• **Task to complete**
In the listing that follows, count the lines holding the word "Polsce" and report only that number.

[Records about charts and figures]
--*--

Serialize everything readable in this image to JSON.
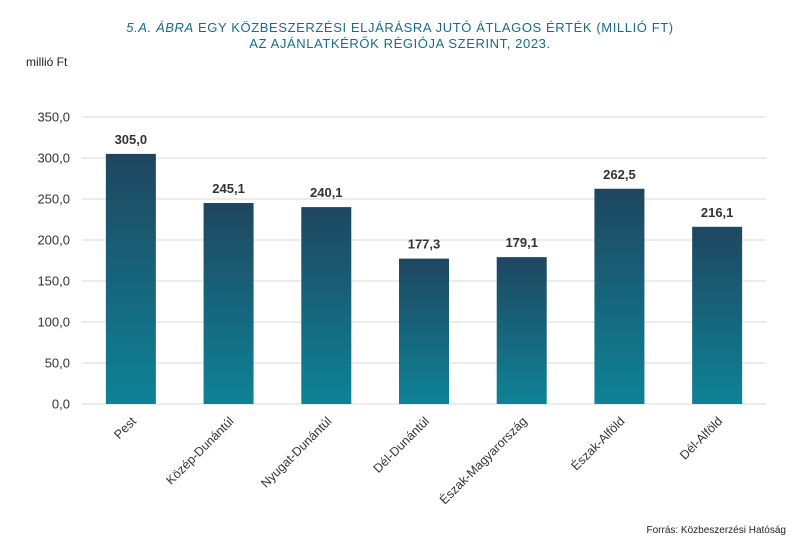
{
  "title": {
    "prefix": "5.A. ÁBRA",
    "line1_rest": " EGY KÖZBESZERZÉSI ELJÁRÁSRA JUTÓ ÁTLAGOS ÉRTÉK (MILLIÓ FT)",
    "line2": "AZ AJÁNLATKÉRŐK RÉGIÓJA SZERINT, 2023."
  },
  "unit_label": "millió Ft",
  "source": "Forrás: Közbeszerzési Hatóság",
  "colors": {
    "bar_top": "#1f4660",
    "bar_bottom": "#0e8396",
    "grid": "#d9d9d9",
    "title": "#1a6b8a"
  },
  "chart_data": {
    "type": "bar",
    "categories": [
      "Pest",
      "Közép-Dunántúl",
      "Nyugat-Dunántúl",
      "Dél-Dunántúl",
      "Észak-Magyarország",
      "Észak-Alföld",
      "Dél-Alföld"
    ],
    "values": [
      305.0,
      245.1,
      240.1,
      177.3,
      179.1,
      262.5,
      216.1
    ],
    "value_labels": [
      "305,0",
      "245,1",
      "240,1",
      "177,3",
      "179,1",
      "262,5",
      "216,1"
    ],
    "ylabel": "millió Ft",
    "ylim": [
      0,
      350
    ],
    "yticks": [
      0,
      50,
      100,
      150,
      200,
      250,
      300,
      350
    ],
    "ytick_labels": [
      "0,0",
      "50,0",
      "100,0",
      "150,0",
      "200,0",
      "250,0",
      "300,0",
      "350,0"
    ],
    "grid": true,
    "legend": "none"
  }
}
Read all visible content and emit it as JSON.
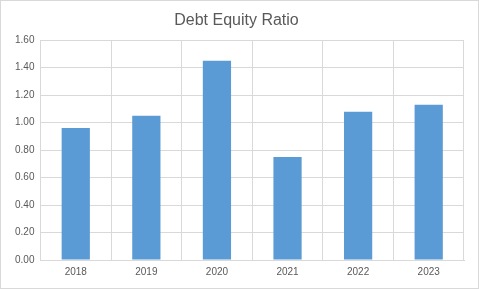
{
  "chart_data": {
    "type": "bar",
    "title": "Debt Equity Ratio",
    "categories": [
      "2018",
      "2019",
      "2020",
      "2021",
      "2022",
      "2023"
    ],
    "values": [
      0.96,
      1.05,
      1.45,
      0.75,
      1.08,
      1.13
    ],
    "color": "#5b9bd5",
    "ylim": [
      0,
      1.6
    ],
    "yticks": [
      {
        "value": 0,
        "label": "0.00"
      },
      {
        "value": 0.2,
        "label": "0.20"
      },
      {
        "value": 0.4,
        "label": "0.40"
      },
      {
        "value": 0.6,
        "label": "0.60"
      },
      {
        "value": 0.8,
        "label": "0.80"
      },
      {
        "value": 1.0,
        "label": "1.00"
      },
      {
        "value": 1.2,
        "label": "1.20"
      },
      {
        "value": 1.4,
        "label": "1.40"
      },
      {
        "value": 1.6,
        "label": "1.60"
      }
    ],
    "grid": true
  }
}
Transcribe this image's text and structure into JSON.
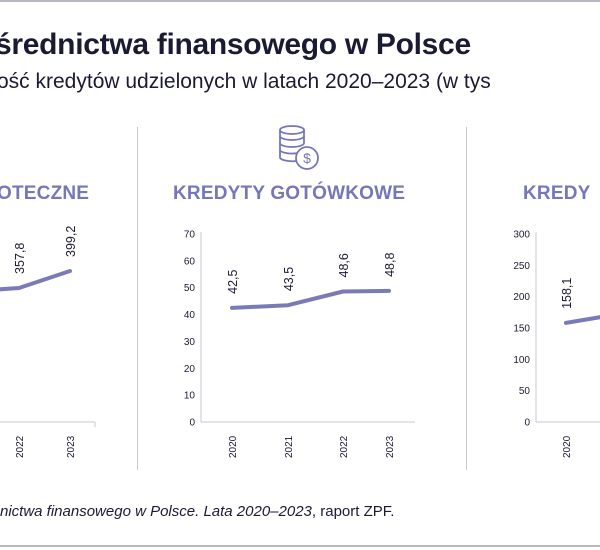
{
  "header": {
    "title": "średnictwa finansowego w Polsce",
    "subtitle": "ość kredytów udzielonych w latach 2020–2023 (w tys"
  },
  "footer": {
    "source_italic": "nictwa finansowego w Polsce. Lata 2020–2023",
    "source_rest": ", raport ZPF."
  },
  "icons": {
    "center": "coin-stack-dollar-icon"
  },
  "colors": {
    "line": "#7a7bb6",
    "accent": "#7577b8",
    "axis": "#c9c9cf"
  },
  "chart_data": [
    {
      "type": "line",
      "title": "OTECZNE",
      "categories": [
        "2022",
        "2023"
      ],
      "series": [
        {
          "values": [
            357.8,
            399.2
          ]
        }
      ],
      "value_labels": [
        "357,8",
        "399,2"
      ]
    },
    {
      "type": "line",
      "title": "KREDYTY GOTÓWKOWE",
      "categories": [
        "2020",
        "2021",
        "2022",
        "2023"
      ],
      "series": [
        {
          "values": [
            42.5,
            43.5,
            48.6,
            48.8
          ]
        }
      ],
      "value_labels": [
        "42,5",
        "43,5",
        "48,6",
        "48,8"
      ],
      "ylim": [
        0,
        70
      ],
      "yticks": [
        "0",
        "10",
        "20",
        "30",
        "40",
        "50",
        "60",
        "70"
      ],
      "grid": false
    },
    {
      "type": "line",
      "title": "KREDY",
      "categories": [
        "2020"
      ],
      "series": [
        {
          "values": [
            158.1
          ]
        }
      ],
      "value_labels": [
        "158,1"
      ],
      "ylim": [
        0,
        300
      ],
      "yticks": [
        "0",
        "50",
        "100",
        "150",
        "200",
        "250",
        "300"
      ],
      "grid": false
    }
  ]
}
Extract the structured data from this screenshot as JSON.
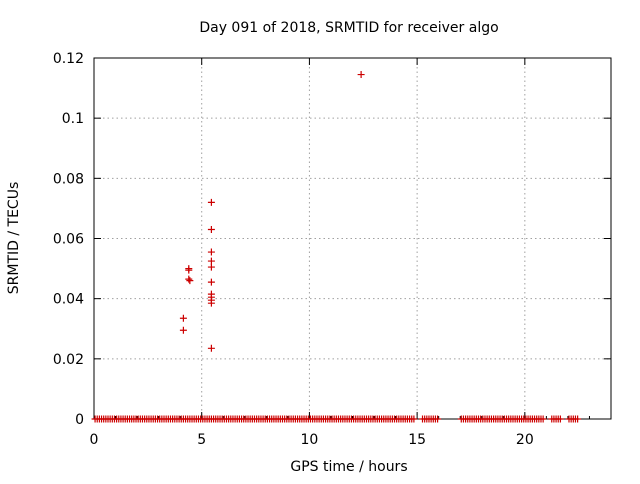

--*--

• **Solution below**
2